[start]
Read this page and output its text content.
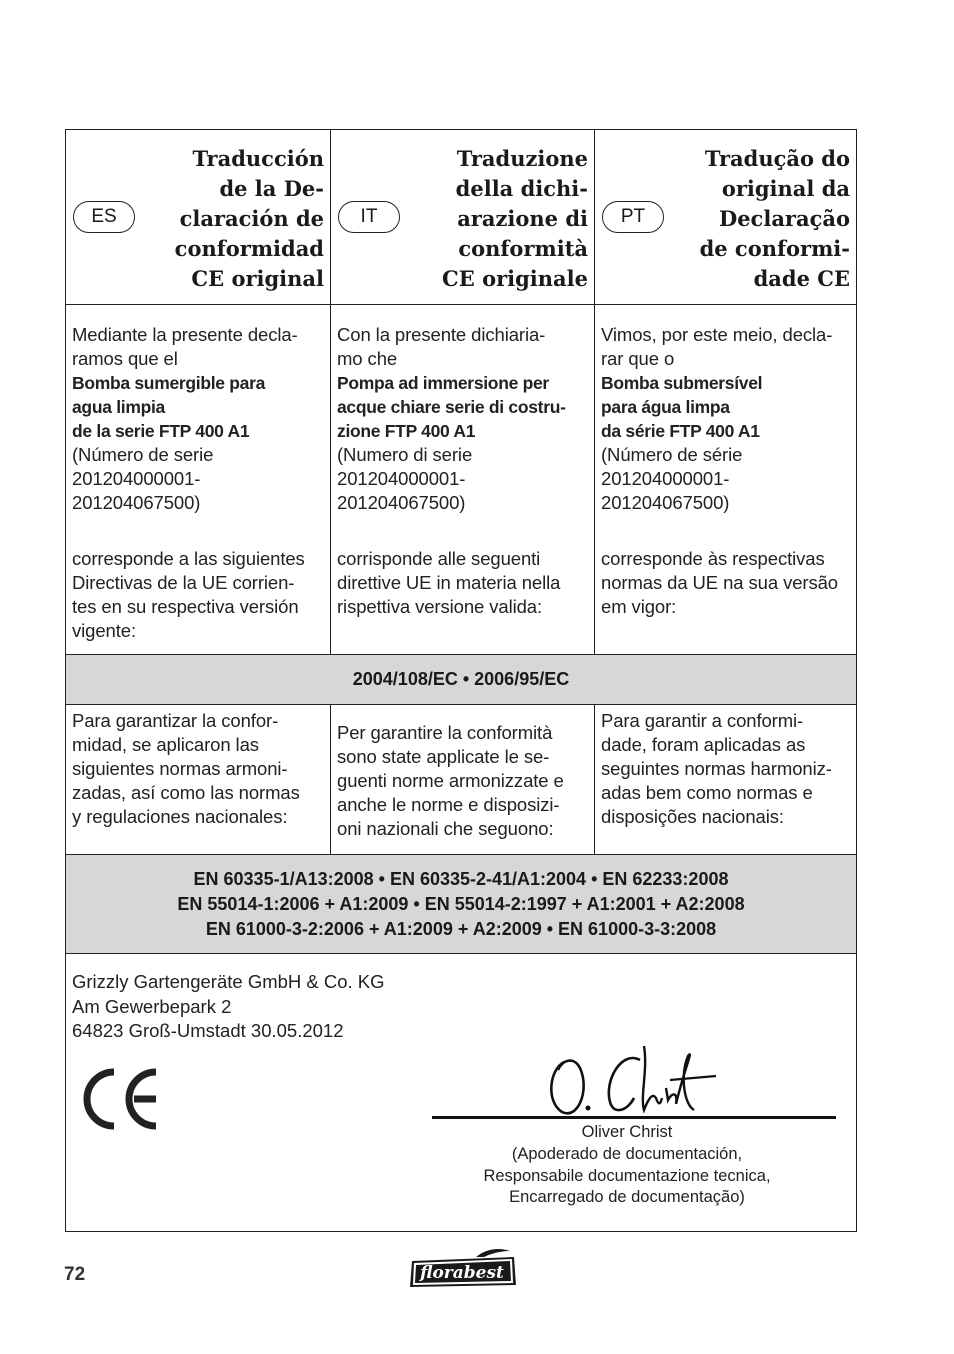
ES
Traducción
de la De-
claración de
conformidad
CE original
IT
Traduzione
della dichi-
arazione di
conformità
CE originale
PT
Tradução do
original da
Declaração
de conformi-
dade CE
Mediante la presente decla-
ramos que el
Bomba sumergible para
agua limpia
de la serie FTP 400 A1
(Número de serie
201204000001-
201204067500)
corresponde a las siguientes
Directivas de la UE corrien-
tes en su respectiva versión
vigente:
Con la presente dichiaria-
mo che
Pompa ad immersione per
acque chiare serie di costru-
zione FTP 400 A1
(Numero di serie
201204000001-
201204067500)
corrisponde alle seguenti
direttive UE in materia nella
rispettiva versione valida:
Vimos, por este meio, decla-
rar que o
Bomba submersível
para água limpa
da série FTP 400 A1
(Número de série
201204000001-
201204067500)
corresponde às respectivas
normas da UE na sua versão
em vigor:
2004/108/EC • 2006/95/EC
Para garantizar la confor-
midad, se aplicaron las
siguientes normas armoni-
zadas, así como las normas
y regulaciones nacionales:
Per garantire la conformità
sono state applicate le se-
guenti norme armonizzate e
anche le norme e disposizi-
oni nazionali che seguono:
Para garantir a conformi-
dade, foram aplicadas as
seguintes normas harmoniz-
adas bem como normas e
disposições nacionais:
EN 60335-1/A13:2008 • EN 60335-2-41/A1:2004 • EN 62233:2008
EN 55014-1:2006 + A1:2009 • EN 55014-2:1997 + A1:2001 + A2:2008
EN 61000-3-2:2006 + A1:2009 + A2:2009 • EN 61000-3-3:2008
Grizzly Gartengeräte GmbH & Co. KG
Am Gewerbepark 2
64823 Groß-Umstadt 30.05.2012
Oliver Christ
(Apoderado de documentación,
Responsabile documentazione tecnica,
Encarregado de documentação)
72	florabest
[end]
* [Aim of the exercise]
Your copy of the data above should match it exactly, except that pictures are left out.

* [Result for this exercise]
Read this page and output its text content.
ES
Traducción
de la De-
claración de
conformidad
CE original
IT
Traduzione
della dichi-
arazione di
conformità
CE originale
PT
Tradução do
original da
Declaração
de conformi-
dade CE
Mediante la presente decla-
ramos que el
Bomba sumergible para
agua limpia
de la serie FTP 400 A1
(Número de serie
201204000001-
201204067500)
corresponde a las siguientes
Directivas de la UE corrien-
tes en su respectiva versión
vigente:
Con la presente dichiaria-
mo che
Pompa ad immersione per
acque chiare serie di costru-
zione FTP 400 A1
(Numero di serie
201204000001-
201204067500)
corrisponde alle seguenti
direttive UE in materia nella
rispettiva versione valida:
Vimos, por este meio, decla-
rar que o
Bomba submersível
para água limpa
da série FTP 400 A1
(Número de série
201204000001-
201204067500)
corresponde às respectivas
normas da UE na sua versão
em vigor:
2004/108/EC • 2006/95/EC
Para garantizar la confor-
midad, se aplicaron las
siguientes normas armoni-
zadas, así como las normas
y regulaciones nacionales:
Per garantire la conformità
sono state applicate le se-
guenti norme armonizzate e
anche le norme e disposizi-
oni nazionali che seguono:
Para garantir a conformi-
dade, foram aplicadas as
seguintes normas harmoniz-
adas bem como normas e
disposições nacionais:
EN 60335-1/A13:2008 • EN 60335-2-41/A1:2004 • EN 62233:2008
EN 55014-1:2006 + A1:2009 • EN 55014-2:1997 + A1:2001 + A2:2008
EN 61000-3-2:2006 + A1:2009 + A2:2009 • EN 61000-3-3:2008
Grizzly Gartengeräte GmbH & Co. KG
Am Gewerbepark 2
64823 Groß-Umstadt 30.05.2012
Oliver Christ
(Apoderado de documentación,
Responsabile documentazione tecnica,
Encarregado de documentação)
72	florabest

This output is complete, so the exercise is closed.